**Figure contents as structured data**.
:::::

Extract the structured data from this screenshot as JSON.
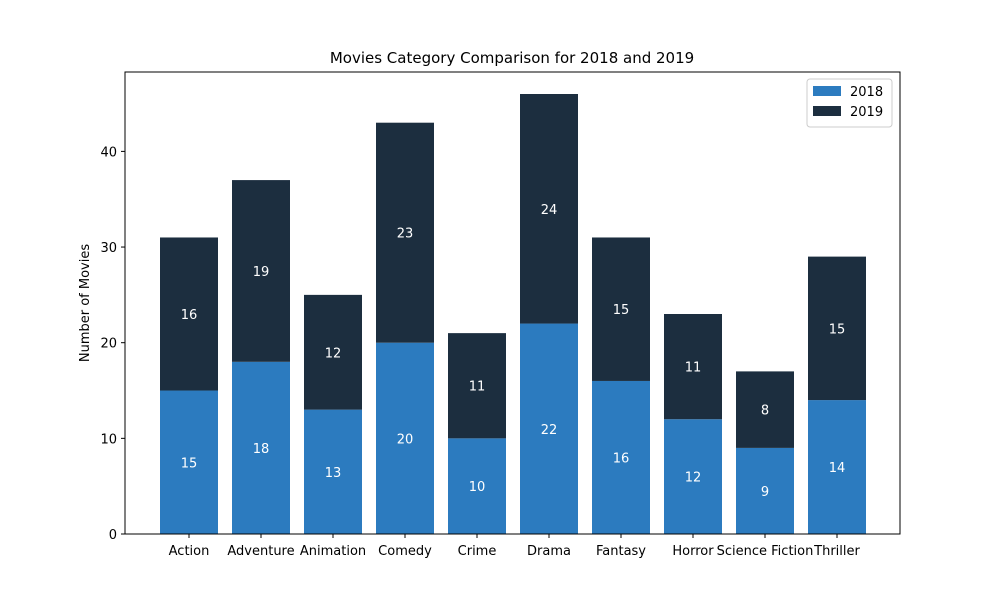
{
  "chart_data": {
    "type": "bar",
    "stacked": true,
    "title": "Movies Category Comparison for 2018 and 2019",
    "xlabel": "",
    "ylabel": "Number of Movies",
    "categories": [
      "Action",
      "Adventure",
      "Animation",
      "Comedy",
      "Crime",
      "Drama",
      "Fantasy",
      "Horror",
      "Science Fiction",
      "Thriller"
    ],
    "series": [
      {
        "name": "2018",
        "color": "#2c7bbf",
        "values": [
          15,
          18,
          13,
          20,
          10,
          22,
          16,
          12,
          9,
          14
        ]
      },
      {
        "name": "2019",
        "color": "#1c2e3f",
        "values": [
          16,
          19,
          12,
          23,
          11,
          24,
          15,
          11,
          8,
          15
        ]
      }
    ],
    "ylim": [
      0,
      48.3
    ],
    "yticks": [
      0,
      10,
      20,
      30,
      40
    ],
    "grid": false,
    "legend_position": "top-right"
  }
}
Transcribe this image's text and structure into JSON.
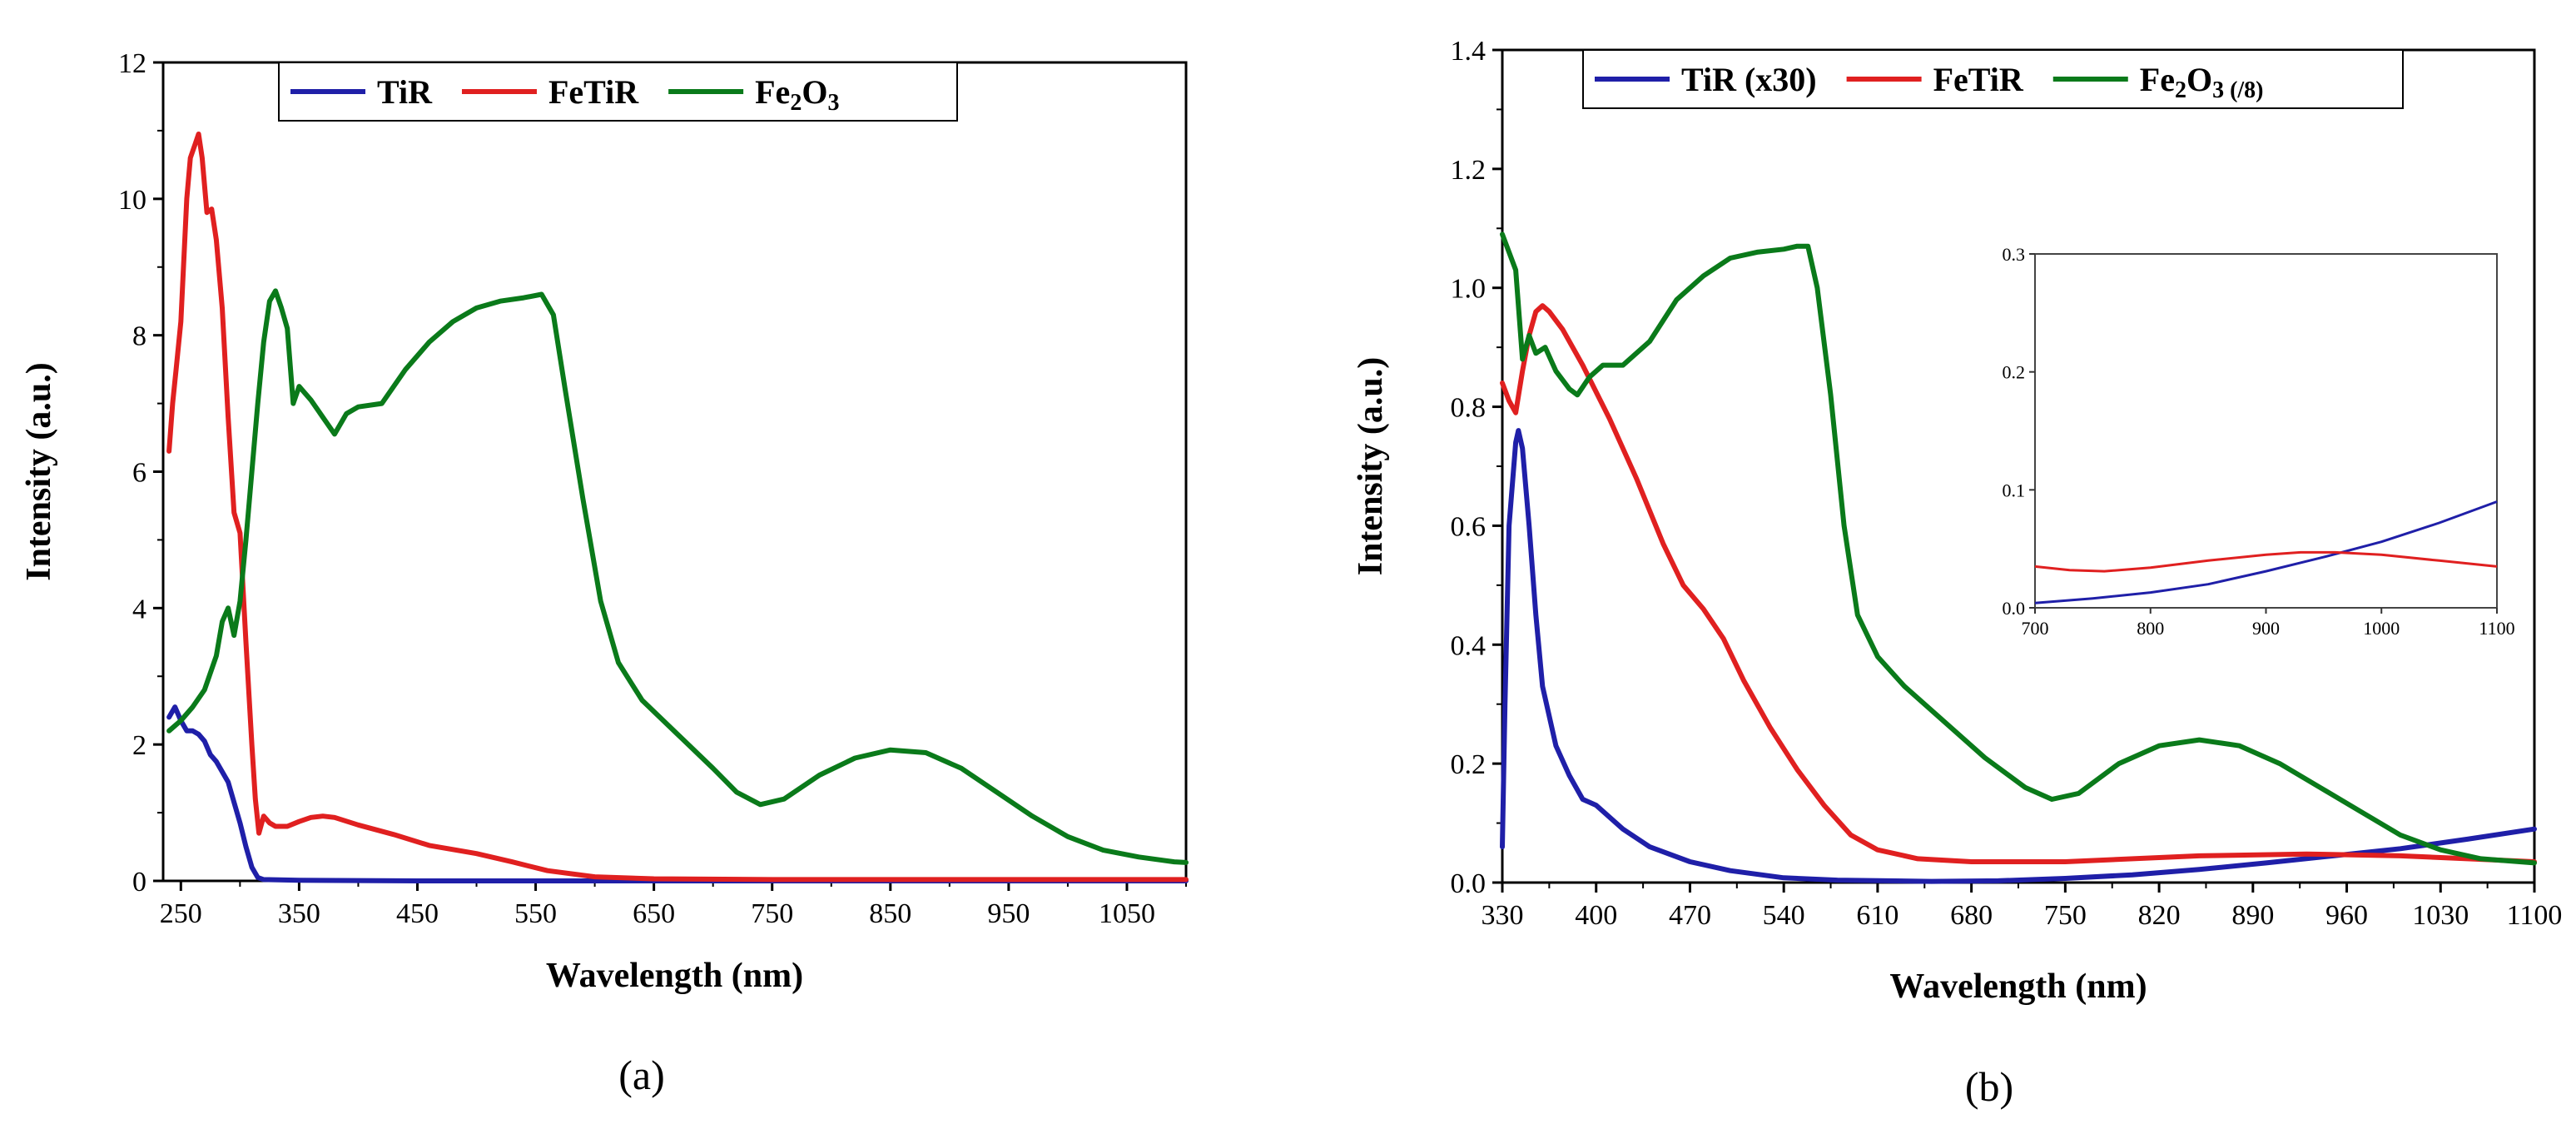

:::::

**What to produce**. Review the preceding data and report every line that includes the string "this".

**Result of the task**.
Extract the structured data from this screenshot as JSON.
Transcribe this image's text and structure into JSON.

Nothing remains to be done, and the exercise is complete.